======== RECORDS SHOWN
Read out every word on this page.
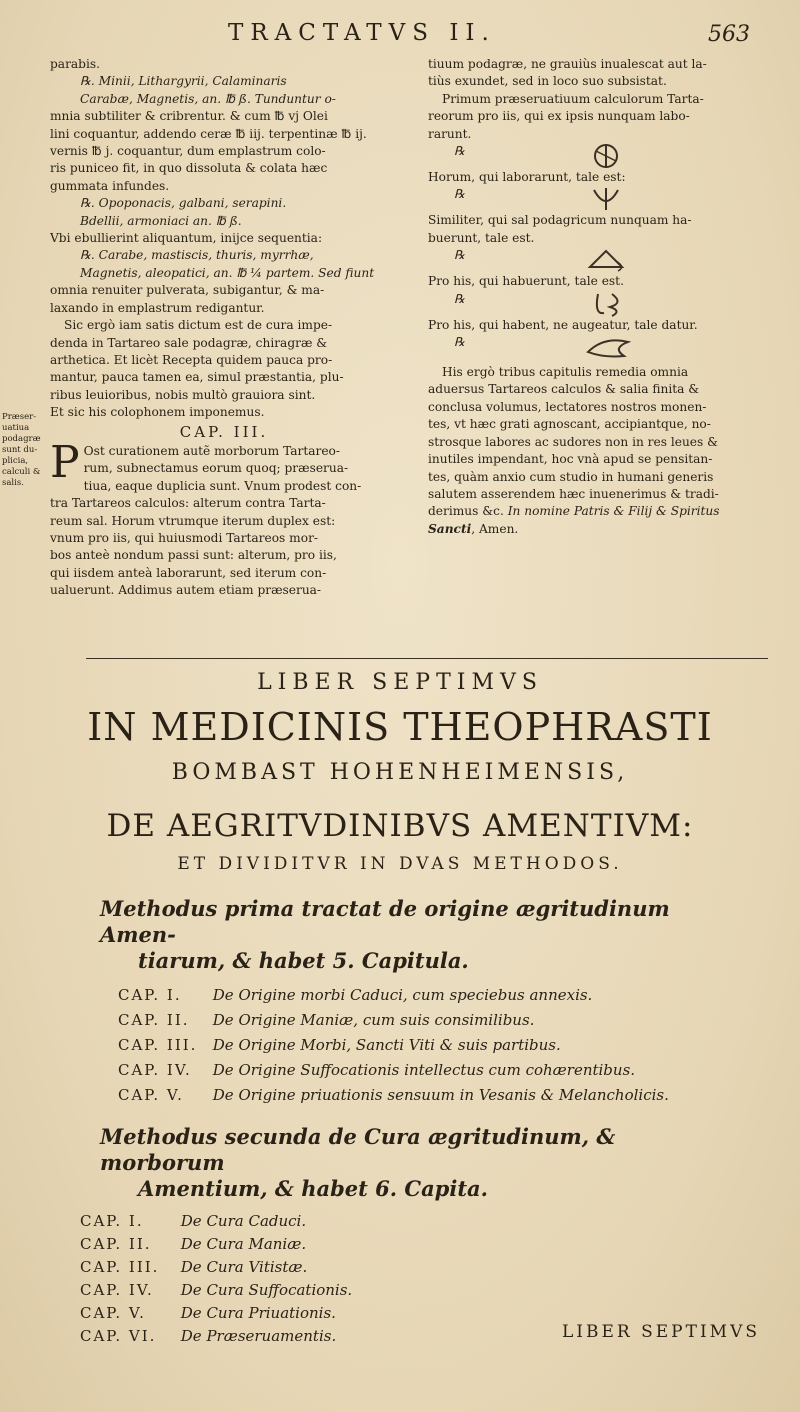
TRACTATVS II.	563
parabis.
℞. Minii, Lithargyrii, Calaminaris
Carabæ, Magnetis, an. ℔ ß. Tunduntur o-
mnia subtiliter & cribrentur. & cum ℔ vj Olei
lini coquantur, addendo ceræ ℔ iij. terpentinæ ℔ ij.
vernis ℔ j. coquantur, dum emplastrum colo-
ris puniceo fit, in quo dissoluta & colata hæc
gummata infundes.
℞. Opoponacis, galbani, serapini.
Bdellii, armoniaci an. ℔ ß.
Vbi ebullierint aliquantum, inijce sequentia:
℞. Carabe, mastiscis, thuris, myrrhæ,
Magnetis, aleopatici, an. ℔ ¼ partem. Sed fiunt
omnia renuiter pulverata, subigantur, & ma-
laxando in emplastrum redigantur.
Sic ergò iam satis dictum est de cura impe-
denda in Tartareo sale podagræ, chiragræ &
arthetica. Et licèt Recepta quidem pauca pro-
mantur, pauca tamen ea, simul præstantia, plu-
ribus leuioribus, nobis multò grauiora sint.
Et sic his colophonem imponemus.
CAP. III.
P Ost curationem autẽ morborum Tartareo-
rum, subnectamus eorum quoq; præserua-
tiua, eaque duplicia sunt. Vnum prodest con-
tra Tartareos calculos: alterum contra Tarta-
reum sal. Horum vtrumque iterum duplex est:
vnum pro iis, qui huiusmodi Tartareos mor-
bos anteè nondum passi sunt: alterum, pro iis,
qui iisdem anteà laborarunt, sed iterum con-
ualuerunt. Addimus autem etiam præserua-
Præser-
uatiua
podagræ
sunt du-
plicia,
calculi &
salis.
tiuum podagræ, ne grauiùs inualescat aut la-
tiùs exundet, sed in loco suo subsistat.
Primum præseruatiuum calculorum Tarta-
reorum pro iis, qui ex ipsis nunquam labo-
rarunt.
℞
Horum, qui laborarunt, tale est:
℞
Similiter, qui sal podagricum nunquam ha-
buerunt, tale est.
℞
Pro his, qui habuerunt, tale est.
℞
Pro his, qui habent, ne augeatur, tale datur.
℞
His ergò tribus capitulis remedia omnia
aduersus Tartareos calculos & salia finita &
conclusa volumus, lectatores nostros monen-
tes, vt hæc grati agnoscant, accipiantque, no-
strosque labores ac sudores non in res leues &
inutiles impendant, hoc vnà apud se pensitan-
tes, quàm anxio cum studio in humani generis
salutem asserendem hæc inuenerimus & tradi-
derimus &c. In nomine Patris & Filij & Spiritus
Sancti, Amen.
LIBER SEPTIMVS
IN MEDICINIS THEOPHRASTI
BOMBAST HOHENHEIMENSIS,
DE AEGRITVDINIBVS AMENTIVM:
ET DIVIDITVR IN DVAS METHODOS.
Methodus prima tractat de origine ægritudinum Amen-
tiarum, & habet 5. Capitula.
CAP. I. De Origine morbi Caduci, cum speciebus annexis.
CAP. II. De Origine Maniæ, cum suis consimilibus.
CAP. III. De Origine Morbi, Sancti Viti & suis partibus.
CAP. IV. De Origine Suffocationis intellectus cum cohærentibus.
CAP. V. De Origine priuationis sensuum in Vesanis & Melancholicis.
Methodus secunda de Cura ægritudinum, & morborum
Amentium, & habet 6. Capita.
CAP. I. De Cura Caduci.
CAP. II. De Cura Maniæ.
CAP. III. De Cura Vitistæ.
CAP. IV. De Cura Suffocationis.
CAP. V. De Cura Priuationis.
CAP. VI. De Præseruamentis.	LIBER SEPTIMVS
================
(DIRECTIONS FOR THIS TASK) Print each of the records above exactly as written, leaving no picture in the copy.

(FINAL ANSWER)
Read out every word on this page.
TRACTATVS II.	563
parabis.
℞. Minii, Lithargyrii, Calaminaris
Carabæ, Magnetis, an. ℔ ß. Tunduntur o-
mnia subtiliter & cribrentur. & cum ℔ vj Olei
lini coquantur, addendo ceræ ℔ iij. terpentinæ ℔ ij.
vernis ℔ j. coquantur, dum emplastrum colo-
ris puniceo fit, in quo dissoluta & colata hæc
gummata infundes.
℞. Opoponacis, galbani, serapini.
Bdellii, armoniaci an. ℔ ß.
Vbi ebullierint aliquantum, inijce sequentia:
℞. Carabe, mastiscis, thuris, myrrhæ,
Magnetis, aleopatici, an. ℔ ¼ partem. Sed fiunt
omnia renuiter pulverata, subigantur, & ma-
laxando in emplastrum redigantur.
Sic ergò iam satis dictum est de cura impe-
denda in Tartareo sale podagræ, chiragræ &
arthetica. Et licèt Recepta quidem pauca pro-
mantur, pauca tamen ea, simul præstantia, plu-
ribus leuioribus, nobis multò grauiora sint.
Et sic his colophonem imponemus.
CAP. III.
P Ost curationem autẽ morborum Tartareo-
rum, subnectamus eorum quoq; præserua-
tiua, eaque duplicia sunt. Vnum prodest con-
tra Tartareos calculos: alterum contra Tarta-
reum sal. Horum vtrumque iterum duplex est:
vnum pro iis, qui huiusmodi Tartareos mor-
bos anteè nondum passi sunt: alterum, pro iis,
qui iisdem anteà laborarunt, sed iterum con-
ualuerunt. Addimus autem etiam præserua-
Præser-
uatiua
podagræ
sunt du-
plicia,
calculi &
salis.
tiuum podagræ, ne grauiùs inualescat aut la-
tiùs exundet, sed in loco suo subsistat.
Primum præseruatiuum calculorum Tarta-
reorum pro iis, qui ex ipsis nunquam labo-
rarunt.
℞
Horum, qui laborarunt, tale est:
℞
Similiter, qui sal podagricum nunquam ha-
buerunt, tale est.
℞
Pro his, qui habuerunt, tale est.
℞
Pro his, qui habent, ne augeatur, tale datur.
℞
His ergò tribus capitulis remedia omnia
aduersus Tartareos calculos & salia finita &
conclusa volumus, lectatores nostros monen-
tes, vt hæc grati agnoscant, accipiantque, no-
strosque labores ac sudores non in res leues &
inutiles impendant, hoc vnà apud se pensitan-
tes, quàm anxio cum studio in humani generis
salutem asserendem hæc inuenerimus & tradi-
derimus &c. In nomine Patris & Filij & Spiritus
Sancti, Amen.
LIBER SEPTIMVS
IN MEDICINIS THEOPHRASTI
BOMBAST HOHENHEIMENSIS,
DE AEGRITVDINIBVS AMENTIVM:
ET DIVIDITVR IN DVAS METHODOS.
Methodus prima tractat de origine ægritudinum Amen-
tiarum, & habet 5. Capitula.
CAP. I. De Origine morbi Caduci, cum speciebus annexis.
CAP. II. De Origine Maniæ, cum suis consimilibus.
CAP. III. De Origine Morbi, Sancti Viti & suis partibus.
CAP. IV. De Origine Suffocationis intellectus cum cohærentibus.
CAP. V. De Origine priuationis sensuum in Vesanis & Melancholicis.
Methodus secunda de Cura ægritudinum, & morborum
Amentium, & habet 6. Capita.
CAP. I. De Cura Caduci.
CAP. II. De Cura Maniæ.
CAP. III. De Cura Vitistæ.
CAP. IV. De Cura Suffocationis.
CAP. V. De Cura Priuationis.
CAP. VI. De Præseruamentis.	LIBER SEPTIMVS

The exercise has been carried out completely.